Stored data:
┄┄┄┄┄┄┄┄┄┄┄┄┄┄┄┄┄┄┄┄
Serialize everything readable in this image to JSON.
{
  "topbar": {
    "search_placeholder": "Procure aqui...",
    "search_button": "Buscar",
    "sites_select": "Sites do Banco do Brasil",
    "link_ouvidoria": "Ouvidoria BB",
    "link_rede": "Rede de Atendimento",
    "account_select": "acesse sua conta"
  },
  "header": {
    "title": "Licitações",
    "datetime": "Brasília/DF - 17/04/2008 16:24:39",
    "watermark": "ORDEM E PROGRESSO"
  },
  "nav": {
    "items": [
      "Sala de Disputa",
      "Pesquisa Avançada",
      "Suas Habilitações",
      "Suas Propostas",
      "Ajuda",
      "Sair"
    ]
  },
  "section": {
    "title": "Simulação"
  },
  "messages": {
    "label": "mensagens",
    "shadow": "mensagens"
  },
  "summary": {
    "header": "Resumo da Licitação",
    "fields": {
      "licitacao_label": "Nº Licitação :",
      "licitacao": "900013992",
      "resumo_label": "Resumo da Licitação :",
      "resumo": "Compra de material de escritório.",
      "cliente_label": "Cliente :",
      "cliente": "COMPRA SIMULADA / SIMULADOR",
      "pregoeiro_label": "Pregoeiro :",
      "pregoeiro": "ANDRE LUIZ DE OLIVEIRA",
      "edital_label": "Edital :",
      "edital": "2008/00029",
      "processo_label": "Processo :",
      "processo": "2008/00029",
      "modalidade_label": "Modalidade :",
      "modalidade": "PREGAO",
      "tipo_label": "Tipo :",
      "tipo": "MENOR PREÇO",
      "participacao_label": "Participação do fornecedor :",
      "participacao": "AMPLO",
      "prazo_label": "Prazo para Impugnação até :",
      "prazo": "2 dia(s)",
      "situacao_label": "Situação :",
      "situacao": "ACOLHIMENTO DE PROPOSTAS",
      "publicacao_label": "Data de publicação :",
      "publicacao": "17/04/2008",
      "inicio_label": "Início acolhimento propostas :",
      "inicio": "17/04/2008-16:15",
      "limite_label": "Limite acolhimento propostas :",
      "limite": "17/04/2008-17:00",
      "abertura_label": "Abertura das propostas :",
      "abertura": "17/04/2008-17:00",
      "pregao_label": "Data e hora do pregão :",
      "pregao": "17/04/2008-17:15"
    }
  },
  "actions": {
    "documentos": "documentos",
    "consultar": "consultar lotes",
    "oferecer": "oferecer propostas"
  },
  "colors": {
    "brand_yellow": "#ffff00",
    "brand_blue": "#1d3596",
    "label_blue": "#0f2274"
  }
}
┄┄┄┄┄┄┄┄┄┄┄┄┄┄┄┄┄┄┄┄
WHAT IS REQUIRED: Restate the records, all of them, precisely as written.

WRITTEN RESPONSE:
Serialize everything readable in this image to JSON.
{
  "topbar": {
    "search_placeholder": "Procure aqui...",
    "search_button": "Buscar",
    "sites_select": "Sites do Banco do Brasil",
    "link_ouvidoria": "Ouvidoria BB",
    "link_rede": "Rede de Atendimento",
    "account_select": "acesse sua conta"
  },
  "header": {
    "title": "Licitações",
    "datetime": "Brasília/DF - 17/04/2008 16:24:39",
    "watermark": "ORDEM E PROGRESSO"
  },
  "nav": {
    "items": [
      "Sala de Disputa",
      "Pesquisa Avançada",
      "Suas Habilitações",
      "Suas Propostas",
      "Ajuda",
      "Sair"
    ]
  },
  "section": {
    "title": "Simulação"
  },
  "messages": {
    "label": "mensagens",
    "shadow": "mensagens"
  },
  "summary": {
    "header": "Resumo da Licitação",
    "fields": {
      "licitacao_label": "Nº Licitação :",
      "licitacao": "900013992",
      "resumo_label": "Resumo da Licitação :",
      "resumo": "Compra de material de escritório.",
      "cliente_label": "Cliente :",
      "cliente": "COMPRA SIMULADA / SIMULADOR",
      "pregoeiro_label": "Pregoeiro :",
      "pregoeiro": "ANDRE LUIZ DE OLIVEIRA",
      "edital_label": "Edital :",
      "edital": "2008/00029",
      "processo_label": "Processo :",
      "processo": "2008/00029",
      "modalidade_label": "Modalidade :",
      "modalidade": "PREGAO",
      "tipo_label": "Tipo :",
      "tipo": "MENOR PREÇO",
      "participacao_label": "Participação do fornecedor :",
      "participacao": "AMPLO",
      "prazo_label": "Prazo para Impugnação até :",
      "prazo": "2 dia(s)",
      "situacao_label": "Situação :",
      "situacao": "ACOLHIMENTO DE PROPOSTAS",
      "publicacao_label": "Data de publicação :",
      "publicacao": "17/04/2008",
      "inicio_label": "Início acolhimento propostas :",
      "inicio": "17/04/2008-16:15",
      "limite_label": "Limite acolhimento propostas :",
      "limite": "17/04/2008-17:00",
      "abertura_label": "Abertura das propostas :",
      "abertura": "17/04/2008-17:00",
      "pregao_label": "Data e hora do pregão :",
      "pregao": "17/04/2008-17:15"
    }
  },
  "actions": {
    "documentos": "documentos",
    "consultar": "consultar lotes",
    "oferecer": "oferecer propostas"
  },
  "colors": {
    "brand_yellow": "#ffff00",
    "brand_blue": "#1d3596",
    "label_blue": "#0f2274"
  }
}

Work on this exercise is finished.